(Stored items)

▬▬▬▬▬▬▬▬▬▬

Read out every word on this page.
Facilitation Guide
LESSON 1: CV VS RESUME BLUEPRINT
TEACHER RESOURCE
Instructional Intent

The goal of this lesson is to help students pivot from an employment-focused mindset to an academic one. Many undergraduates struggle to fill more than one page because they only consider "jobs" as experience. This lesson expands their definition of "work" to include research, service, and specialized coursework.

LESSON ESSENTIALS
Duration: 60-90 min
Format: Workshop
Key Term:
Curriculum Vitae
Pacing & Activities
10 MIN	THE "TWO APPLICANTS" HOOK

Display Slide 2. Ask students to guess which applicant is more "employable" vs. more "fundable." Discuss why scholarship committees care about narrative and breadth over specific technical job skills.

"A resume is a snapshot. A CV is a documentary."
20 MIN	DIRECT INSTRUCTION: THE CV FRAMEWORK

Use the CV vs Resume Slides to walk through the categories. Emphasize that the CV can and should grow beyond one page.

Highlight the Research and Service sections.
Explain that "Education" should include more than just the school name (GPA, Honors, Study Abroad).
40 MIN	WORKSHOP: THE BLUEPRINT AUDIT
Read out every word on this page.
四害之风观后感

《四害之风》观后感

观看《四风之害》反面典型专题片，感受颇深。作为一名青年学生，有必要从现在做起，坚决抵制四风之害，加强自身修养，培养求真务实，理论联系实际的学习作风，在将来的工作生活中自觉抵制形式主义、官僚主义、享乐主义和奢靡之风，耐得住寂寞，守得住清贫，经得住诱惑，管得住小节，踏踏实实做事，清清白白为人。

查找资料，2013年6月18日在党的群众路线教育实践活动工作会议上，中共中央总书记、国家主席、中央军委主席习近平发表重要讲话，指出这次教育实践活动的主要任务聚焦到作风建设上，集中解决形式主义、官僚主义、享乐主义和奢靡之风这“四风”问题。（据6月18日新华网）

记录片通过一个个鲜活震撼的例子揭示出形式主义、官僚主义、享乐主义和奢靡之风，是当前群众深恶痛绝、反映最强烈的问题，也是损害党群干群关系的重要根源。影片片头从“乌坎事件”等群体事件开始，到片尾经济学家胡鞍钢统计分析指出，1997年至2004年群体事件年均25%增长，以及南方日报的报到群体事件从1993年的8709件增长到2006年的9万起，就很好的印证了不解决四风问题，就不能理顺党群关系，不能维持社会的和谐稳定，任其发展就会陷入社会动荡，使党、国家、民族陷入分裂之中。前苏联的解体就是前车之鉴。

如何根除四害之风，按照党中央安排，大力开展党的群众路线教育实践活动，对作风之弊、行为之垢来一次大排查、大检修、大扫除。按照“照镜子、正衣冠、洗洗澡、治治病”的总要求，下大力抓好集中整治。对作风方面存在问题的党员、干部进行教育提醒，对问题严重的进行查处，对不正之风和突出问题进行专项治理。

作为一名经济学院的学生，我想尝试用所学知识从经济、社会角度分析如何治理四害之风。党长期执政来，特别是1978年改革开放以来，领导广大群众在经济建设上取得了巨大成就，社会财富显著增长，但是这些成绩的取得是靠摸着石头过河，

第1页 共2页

▬▬▬▬▬▬▬▬▬▬

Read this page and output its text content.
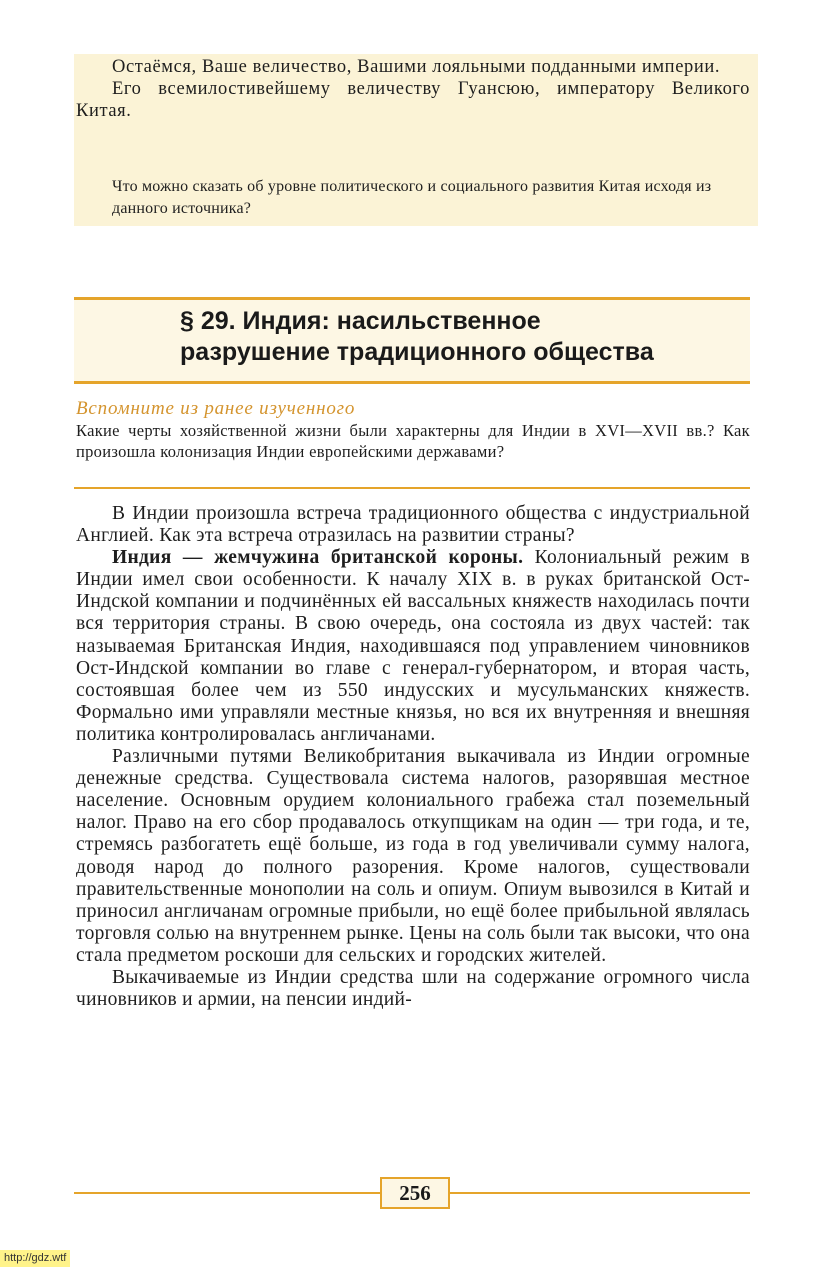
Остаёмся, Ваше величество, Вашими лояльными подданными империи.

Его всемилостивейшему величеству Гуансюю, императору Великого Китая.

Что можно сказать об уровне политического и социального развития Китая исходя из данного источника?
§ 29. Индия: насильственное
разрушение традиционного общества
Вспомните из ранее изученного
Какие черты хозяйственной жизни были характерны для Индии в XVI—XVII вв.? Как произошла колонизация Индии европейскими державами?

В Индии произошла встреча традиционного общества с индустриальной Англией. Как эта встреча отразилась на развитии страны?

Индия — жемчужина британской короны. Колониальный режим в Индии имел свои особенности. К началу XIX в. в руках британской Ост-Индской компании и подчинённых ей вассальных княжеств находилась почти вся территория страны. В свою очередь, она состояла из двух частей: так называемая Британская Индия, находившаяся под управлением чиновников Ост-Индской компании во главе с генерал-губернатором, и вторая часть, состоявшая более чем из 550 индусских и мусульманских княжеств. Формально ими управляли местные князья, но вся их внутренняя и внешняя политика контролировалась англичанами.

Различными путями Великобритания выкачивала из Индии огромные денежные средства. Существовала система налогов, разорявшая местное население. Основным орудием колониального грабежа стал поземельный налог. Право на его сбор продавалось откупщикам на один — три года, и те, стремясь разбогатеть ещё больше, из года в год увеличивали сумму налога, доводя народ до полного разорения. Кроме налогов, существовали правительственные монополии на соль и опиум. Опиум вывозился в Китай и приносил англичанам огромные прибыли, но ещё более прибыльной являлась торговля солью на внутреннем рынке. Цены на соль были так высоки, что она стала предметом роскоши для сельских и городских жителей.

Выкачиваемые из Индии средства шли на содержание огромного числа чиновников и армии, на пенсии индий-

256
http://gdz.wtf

▬▬▬▬▬▬▬▬▬▬

Look over the material above and show each line where "that" appears.

*Answer to the task*
Use the CV vs Resume Slides to walk through the categories. Emphasize that the CV can and should grow beyond one page.
Explain that "Education" should include more than just the school name (GPA, Honors, Study Abroad).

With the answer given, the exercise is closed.